* [WRITTEN PROBLEM]
Starting with the line that contains "Decode this image", copy each line exactly through the end of the listing, and omit all pictures.

* [GIVEN INFORMATION]
━━━━━━━━

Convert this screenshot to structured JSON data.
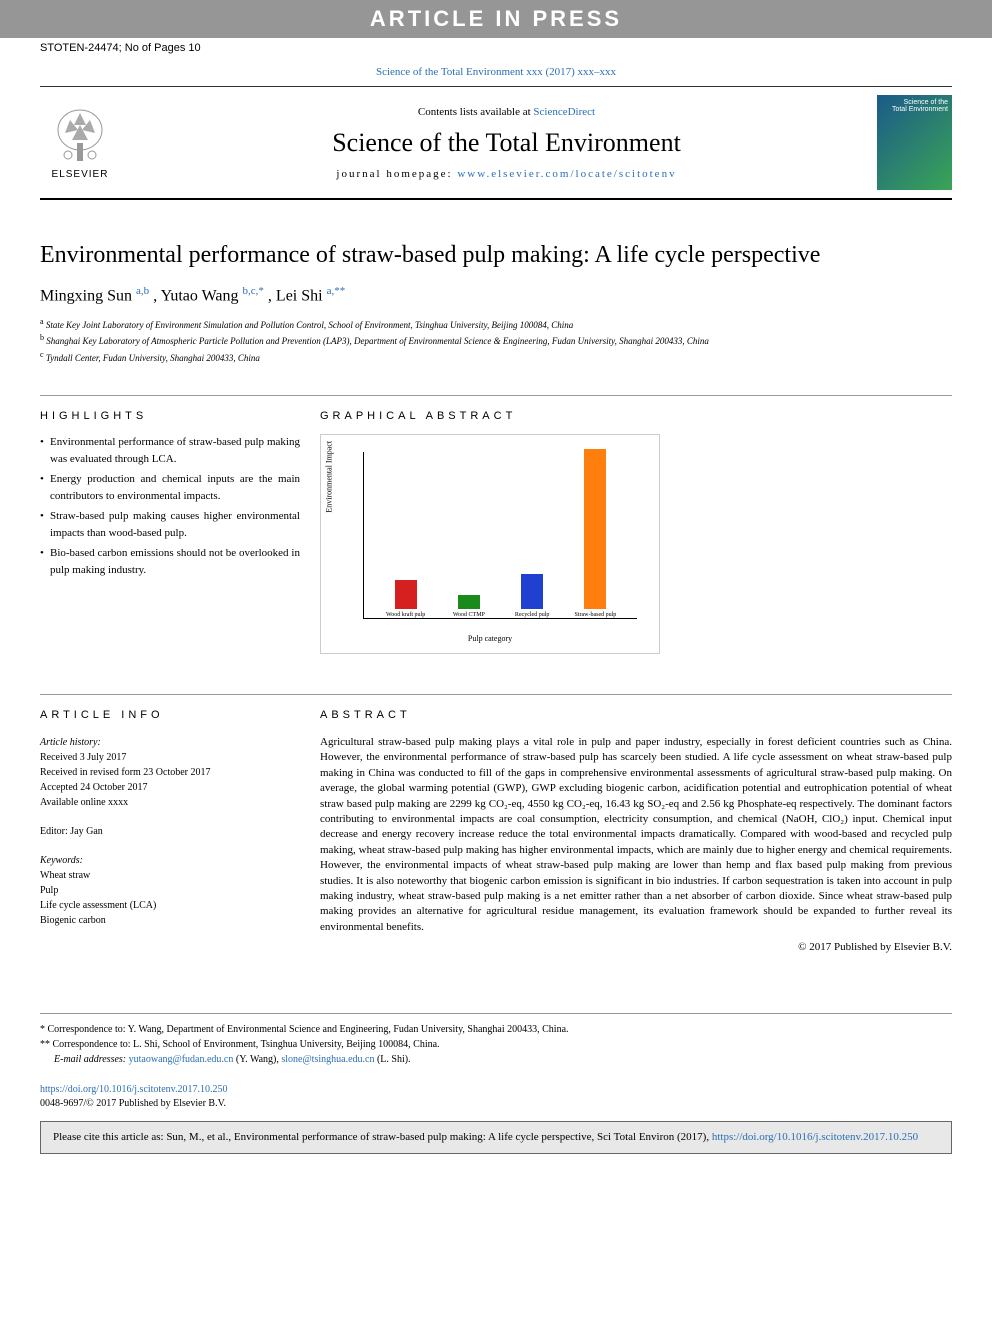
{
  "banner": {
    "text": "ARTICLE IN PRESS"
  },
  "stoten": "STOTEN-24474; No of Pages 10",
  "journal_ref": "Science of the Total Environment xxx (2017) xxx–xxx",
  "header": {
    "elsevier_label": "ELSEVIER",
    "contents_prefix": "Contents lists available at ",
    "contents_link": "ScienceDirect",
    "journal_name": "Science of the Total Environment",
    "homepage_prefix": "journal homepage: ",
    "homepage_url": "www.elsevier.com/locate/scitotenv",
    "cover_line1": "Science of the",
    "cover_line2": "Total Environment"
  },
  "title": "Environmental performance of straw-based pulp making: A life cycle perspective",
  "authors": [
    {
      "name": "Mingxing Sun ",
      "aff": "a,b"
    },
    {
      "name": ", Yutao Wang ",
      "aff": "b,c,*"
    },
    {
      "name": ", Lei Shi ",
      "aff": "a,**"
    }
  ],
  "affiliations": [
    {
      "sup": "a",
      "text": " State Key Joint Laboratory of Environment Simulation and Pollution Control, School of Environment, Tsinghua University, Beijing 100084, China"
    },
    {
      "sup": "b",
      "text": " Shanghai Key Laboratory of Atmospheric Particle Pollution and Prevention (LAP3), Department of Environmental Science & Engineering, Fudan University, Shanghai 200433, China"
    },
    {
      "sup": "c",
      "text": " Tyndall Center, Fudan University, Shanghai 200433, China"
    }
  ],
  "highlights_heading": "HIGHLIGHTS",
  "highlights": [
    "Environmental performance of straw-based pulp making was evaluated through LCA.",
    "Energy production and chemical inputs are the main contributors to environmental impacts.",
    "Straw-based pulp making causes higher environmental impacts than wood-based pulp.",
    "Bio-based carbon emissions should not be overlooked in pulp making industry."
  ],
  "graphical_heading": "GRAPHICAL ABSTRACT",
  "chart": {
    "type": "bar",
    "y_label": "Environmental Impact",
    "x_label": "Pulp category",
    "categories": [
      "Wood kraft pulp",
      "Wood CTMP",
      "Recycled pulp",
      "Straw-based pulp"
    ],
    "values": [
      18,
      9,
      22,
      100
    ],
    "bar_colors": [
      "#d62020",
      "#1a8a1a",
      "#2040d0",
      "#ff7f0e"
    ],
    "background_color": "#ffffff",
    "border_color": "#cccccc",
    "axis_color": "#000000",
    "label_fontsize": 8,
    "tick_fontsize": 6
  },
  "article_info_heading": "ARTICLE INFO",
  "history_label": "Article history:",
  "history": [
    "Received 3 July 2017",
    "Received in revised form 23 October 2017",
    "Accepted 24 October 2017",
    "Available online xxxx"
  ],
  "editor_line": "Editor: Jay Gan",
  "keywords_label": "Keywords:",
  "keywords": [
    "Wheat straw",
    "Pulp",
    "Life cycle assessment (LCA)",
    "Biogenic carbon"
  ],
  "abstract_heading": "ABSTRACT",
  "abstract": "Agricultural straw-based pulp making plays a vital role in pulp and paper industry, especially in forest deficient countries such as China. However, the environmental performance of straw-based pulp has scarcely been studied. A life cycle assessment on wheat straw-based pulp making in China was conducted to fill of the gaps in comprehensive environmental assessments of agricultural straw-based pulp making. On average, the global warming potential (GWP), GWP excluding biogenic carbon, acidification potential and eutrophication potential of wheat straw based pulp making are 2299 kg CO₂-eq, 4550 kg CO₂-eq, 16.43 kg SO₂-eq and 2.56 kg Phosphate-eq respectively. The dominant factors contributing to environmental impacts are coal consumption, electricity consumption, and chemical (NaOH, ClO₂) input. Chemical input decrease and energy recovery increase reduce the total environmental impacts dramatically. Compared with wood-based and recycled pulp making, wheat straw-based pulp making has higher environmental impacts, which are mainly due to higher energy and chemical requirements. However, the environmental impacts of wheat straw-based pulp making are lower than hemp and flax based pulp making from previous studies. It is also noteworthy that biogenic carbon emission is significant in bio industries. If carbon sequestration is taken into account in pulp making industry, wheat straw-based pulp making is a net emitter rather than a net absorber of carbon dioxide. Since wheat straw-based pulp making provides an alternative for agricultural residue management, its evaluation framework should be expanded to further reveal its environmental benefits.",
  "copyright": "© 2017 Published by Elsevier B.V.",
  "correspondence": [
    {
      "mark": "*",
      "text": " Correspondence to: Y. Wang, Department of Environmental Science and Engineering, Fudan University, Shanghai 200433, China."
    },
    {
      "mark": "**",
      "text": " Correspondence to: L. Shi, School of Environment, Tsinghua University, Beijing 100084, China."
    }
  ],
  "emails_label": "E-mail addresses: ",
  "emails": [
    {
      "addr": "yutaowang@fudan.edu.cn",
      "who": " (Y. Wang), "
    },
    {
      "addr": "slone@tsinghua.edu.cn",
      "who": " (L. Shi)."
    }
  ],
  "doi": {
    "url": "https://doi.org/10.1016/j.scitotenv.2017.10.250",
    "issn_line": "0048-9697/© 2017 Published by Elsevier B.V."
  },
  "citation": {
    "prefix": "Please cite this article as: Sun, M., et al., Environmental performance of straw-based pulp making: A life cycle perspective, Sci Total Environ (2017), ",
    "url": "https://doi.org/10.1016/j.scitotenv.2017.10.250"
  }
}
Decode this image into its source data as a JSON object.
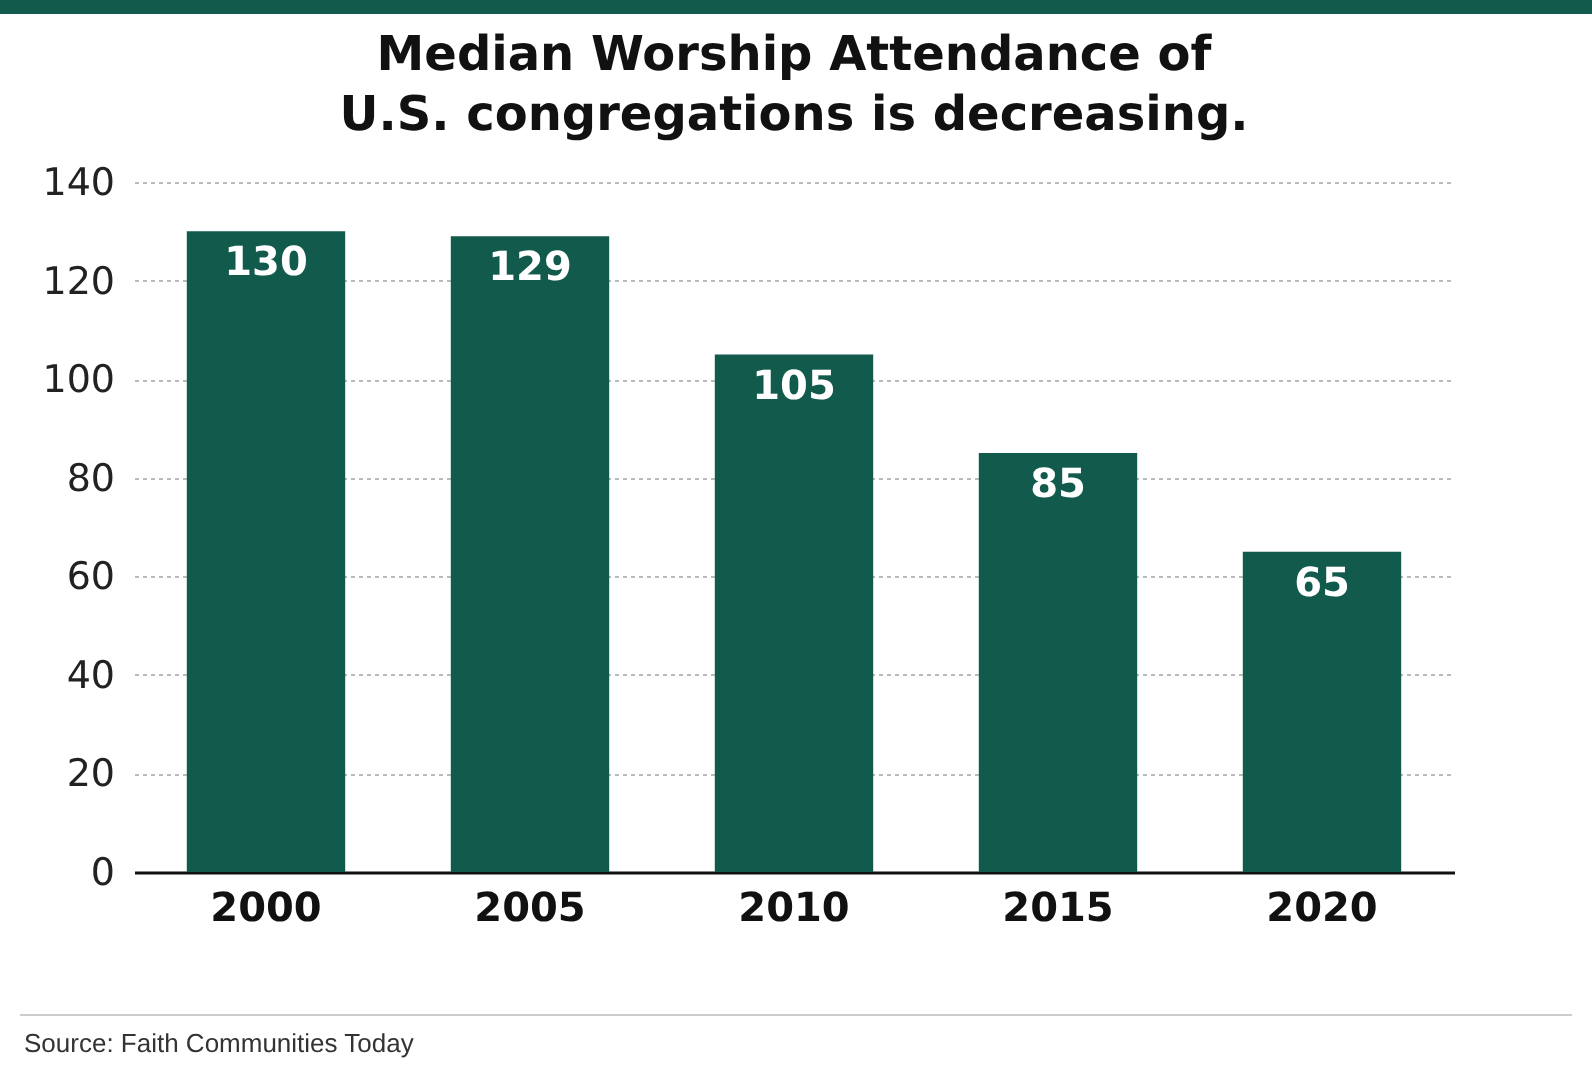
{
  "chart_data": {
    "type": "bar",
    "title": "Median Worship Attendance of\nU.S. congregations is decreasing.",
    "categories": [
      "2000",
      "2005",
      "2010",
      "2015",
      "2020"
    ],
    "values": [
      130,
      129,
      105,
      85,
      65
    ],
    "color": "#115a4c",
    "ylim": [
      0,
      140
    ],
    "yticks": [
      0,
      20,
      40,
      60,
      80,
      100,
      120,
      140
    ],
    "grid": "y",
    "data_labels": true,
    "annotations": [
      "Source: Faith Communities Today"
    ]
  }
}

━━━━━━━━

* [RESPONSE TO THE TASK]
Decode this image into its source data as a JSON object.
{
  "chart_data": {
    "type": "bar",
    "title": "Median Worship Attendance of\nU.S. congregations is decreasing.",
    "categories": [
      "2000",
      "2005",
      "2010",
      "2015",
      "2020"
    ],
    "values": [
      130,
      129,
      105,
      85,
      65
    ],
    "color": "#115a4c",
    "ylim": [
      0,
      140
    ],
    "yticks": [
      0,
      20,
      40,
      60,
      80,
      100,
      120,
      140
    ],
    "grid": "y",
    "data_labels": true,
    "annotations": [
      "Source: Faith Communities Today"
    ]
  }
}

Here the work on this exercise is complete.